▸ **ABOUT THIS EXERCISE**:
Carry on the passage about Charaka's view of the limits of sense perception from the point where it stops.

▸ **TEXT EXCERPT**:


 The limitation of perception: "Further, even perceivable objects escapes observation under the following conditions:-

 When it is either too close or too distant from the observer; when it is obstructed by other objects; when there is some defect in the perceiving sense-organ, when the observer’s attention is focused elsewhere; when the object is merged in the mass; when it is overshadowed by some thing else or lastly when it is microscopic."

 In the context of more recent trends in physical biological and psychological sciences, the views of Charaka extracted above assume considerable importance. In certain aspects, the former appears to generally confirm the latter, particularly where it seeks to relate the object to the subject to complete the process of perception and the role of the mind in the fruition of this process. The fact that the physical world is the world of the senses, the sense data are the foundations of physics: and so the physical world is the world reported to the human mind by the senses and inferred from the data contacted by the senses, and the fact that beyond these lie an invisible and imperceptible state of things which cannot be contacted by the mind through the senses has been affirmed. The following points have also likewise been affirmed:

  1. The five senses are so constructed as to enable them to function within fixed and well defined ranges. This would apply to our perception of light which is the object of the eyes, as to sound which is the object of the ear and the same applies to smell, taste and touch also.
  2. Ranges above and below to what are normal to these sense-organs are beyond the purview of sense-perception or cognition. Even the employment of external-aids to extend the range of the senses - both ways - does not take us very fat.
  3. Senses, either by themselves or supplemented with external aids can, at best, connect the Object to the Subject and they are not the interpreters of the objective phenomena.

▸ **SOURCE INFORMATION**:
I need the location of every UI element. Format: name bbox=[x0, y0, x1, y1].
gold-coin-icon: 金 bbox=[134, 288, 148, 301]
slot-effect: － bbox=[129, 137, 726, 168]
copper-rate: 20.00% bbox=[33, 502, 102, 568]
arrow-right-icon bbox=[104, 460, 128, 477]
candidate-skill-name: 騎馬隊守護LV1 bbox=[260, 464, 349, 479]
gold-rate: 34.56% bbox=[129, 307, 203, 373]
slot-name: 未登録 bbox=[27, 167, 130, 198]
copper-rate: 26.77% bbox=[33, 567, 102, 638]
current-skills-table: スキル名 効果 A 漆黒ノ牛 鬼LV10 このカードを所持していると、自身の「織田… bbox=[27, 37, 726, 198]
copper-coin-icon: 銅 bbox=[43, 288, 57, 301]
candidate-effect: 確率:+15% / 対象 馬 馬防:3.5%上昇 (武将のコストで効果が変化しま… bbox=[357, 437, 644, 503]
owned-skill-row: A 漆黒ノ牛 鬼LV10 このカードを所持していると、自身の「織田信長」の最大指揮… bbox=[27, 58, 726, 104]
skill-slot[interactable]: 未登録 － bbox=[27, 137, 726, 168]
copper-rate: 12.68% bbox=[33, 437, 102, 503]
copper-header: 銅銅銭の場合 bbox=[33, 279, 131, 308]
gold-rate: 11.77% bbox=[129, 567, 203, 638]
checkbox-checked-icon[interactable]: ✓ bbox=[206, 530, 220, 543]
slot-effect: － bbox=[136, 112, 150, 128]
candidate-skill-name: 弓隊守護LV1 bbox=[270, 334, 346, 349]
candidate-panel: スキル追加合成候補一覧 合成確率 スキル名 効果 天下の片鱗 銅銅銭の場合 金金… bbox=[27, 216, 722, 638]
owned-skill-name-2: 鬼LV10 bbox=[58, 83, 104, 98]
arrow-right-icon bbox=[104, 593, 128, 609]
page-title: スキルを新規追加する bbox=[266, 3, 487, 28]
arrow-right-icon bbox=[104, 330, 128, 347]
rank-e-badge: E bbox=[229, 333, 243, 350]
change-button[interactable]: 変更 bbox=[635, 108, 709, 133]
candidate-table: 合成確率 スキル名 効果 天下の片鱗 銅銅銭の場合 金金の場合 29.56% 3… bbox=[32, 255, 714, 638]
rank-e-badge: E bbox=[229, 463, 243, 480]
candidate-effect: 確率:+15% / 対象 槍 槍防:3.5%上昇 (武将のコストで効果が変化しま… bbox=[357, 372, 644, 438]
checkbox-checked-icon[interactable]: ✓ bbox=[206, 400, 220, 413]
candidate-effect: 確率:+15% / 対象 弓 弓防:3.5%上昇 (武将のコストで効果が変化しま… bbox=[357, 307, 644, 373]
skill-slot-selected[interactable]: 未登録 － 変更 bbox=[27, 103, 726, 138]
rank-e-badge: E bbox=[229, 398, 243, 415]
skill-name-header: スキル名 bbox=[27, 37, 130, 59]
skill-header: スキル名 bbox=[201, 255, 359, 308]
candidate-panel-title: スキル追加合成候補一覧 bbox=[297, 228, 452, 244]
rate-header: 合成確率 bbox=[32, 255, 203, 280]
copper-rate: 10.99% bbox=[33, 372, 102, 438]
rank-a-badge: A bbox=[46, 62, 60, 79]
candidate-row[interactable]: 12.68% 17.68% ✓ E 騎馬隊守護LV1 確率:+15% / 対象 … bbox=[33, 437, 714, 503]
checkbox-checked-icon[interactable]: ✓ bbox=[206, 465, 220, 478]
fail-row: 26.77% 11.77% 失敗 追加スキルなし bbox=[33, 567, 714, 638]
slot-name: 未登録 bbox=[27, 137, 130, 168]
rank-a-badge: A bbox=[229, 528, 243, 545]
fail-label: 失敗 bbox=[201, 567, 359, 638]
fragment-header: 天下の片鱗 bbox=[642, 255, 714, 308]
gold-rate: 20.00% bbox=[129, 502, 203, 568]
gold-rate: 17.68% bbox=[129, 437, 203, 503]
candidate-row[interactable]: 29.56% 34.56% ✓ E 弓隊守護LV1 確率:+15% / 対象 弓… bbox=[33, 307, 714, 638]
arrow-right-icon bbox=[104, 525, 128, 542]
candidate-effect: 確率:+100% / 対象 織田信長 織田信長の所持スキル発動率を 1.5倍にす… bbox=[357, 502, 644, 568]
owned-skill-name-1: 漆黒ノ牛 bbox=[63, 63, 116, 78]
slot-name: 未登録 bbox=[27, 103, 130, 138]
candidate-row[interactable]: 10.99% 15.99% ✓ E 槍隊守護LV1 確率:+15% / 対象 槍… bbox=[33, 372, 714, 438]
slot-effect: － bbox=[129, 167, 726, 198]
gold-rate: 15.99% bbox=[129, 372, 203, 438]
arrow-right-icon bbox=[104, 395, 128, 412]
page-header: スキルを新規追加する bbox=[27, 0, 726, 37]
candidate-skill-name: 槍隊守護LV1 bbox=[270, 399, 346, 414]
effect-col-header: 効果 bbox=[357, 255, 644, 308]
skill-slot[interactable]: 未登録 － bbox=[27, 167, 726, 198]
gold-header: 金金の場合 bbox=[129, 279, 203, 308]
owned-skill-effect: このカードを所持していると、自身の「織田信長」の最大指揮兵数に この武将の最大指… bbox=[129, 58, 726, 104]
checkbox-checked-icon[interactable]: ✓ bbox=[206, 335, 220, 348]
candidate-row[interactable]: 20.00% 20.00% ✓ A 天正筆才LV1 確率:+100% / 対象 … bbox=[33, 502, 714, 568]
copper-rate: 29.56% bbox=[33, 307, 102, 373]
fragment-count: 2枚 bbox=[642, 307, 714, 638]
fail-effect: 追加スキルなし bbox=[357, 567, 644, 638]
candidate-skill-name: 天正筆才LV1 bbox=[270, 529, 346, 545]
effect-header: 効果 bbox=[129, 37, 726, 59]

▸ **RESPONSE TO THIS TASK**:
  4. It is the mind, in the final analysis, which has to work on the data presented to it by the senses, and from out of them reconstruct the phenomenon.
  5. The phenomenon thus reconstructed cannot but be incomplete and defective.
  6. The nervous system in its different aspects through which the mind operates is designated as the "near-mind."
  7. The mind itself, according to modern psychology, is of an imponderable structure. In the view of one school of psychologists, it is compared to an ice-berg with 6/7 of it submerged in the unconscious, and the remaining 1/7 functioning as the conscious part. The 1/7 part of the mind corresponds to the conscious. It functions actively in wakeful states, when it operates through the senses and contacts environment. Its relations to such contacts are governed by the laws of Time and Space. As such, the knowledge gained by the mind under such conditions cannot but be limited.
  8. It has been noted by modern workers that the mind frees itself from its association with the senses in certain special states, when it is stated to be above considerations of time and space. According to the psycho-analyst Dr. Godwin Baynes, "The unconscious is merely a term which comprises every thing which exists, that has existed or that could exist beyond the range of this individual consciousness." Another modern authority, William James, referring to an examination he had made of nitrous-oxide intoxication says, "one conclusion was forced upon my mind (at that time) and my impression of its truth has ever since remained unshaken. It is that our normal waking consciousness, rational consciousness as we call it, is but one special type of consciousness, whilst all about it, parted by it by flimsiest of screens, there lie potential forms of consciousness entirely different. We may go through life without suspecting their existence; but, apply the requisite stimulus, and at a touch, they are there, in all their complete-stimulus, definite types of mentality which probably somewhere have their field of application. No account of the universe in its totality can be final which leaves the other forms of consciousness quite disregarded; yet, I repeat once more, the existence of mystical states absolutely overthrows the pretension of non-mystical states to be the sole and ultimate dictators of what we may believe."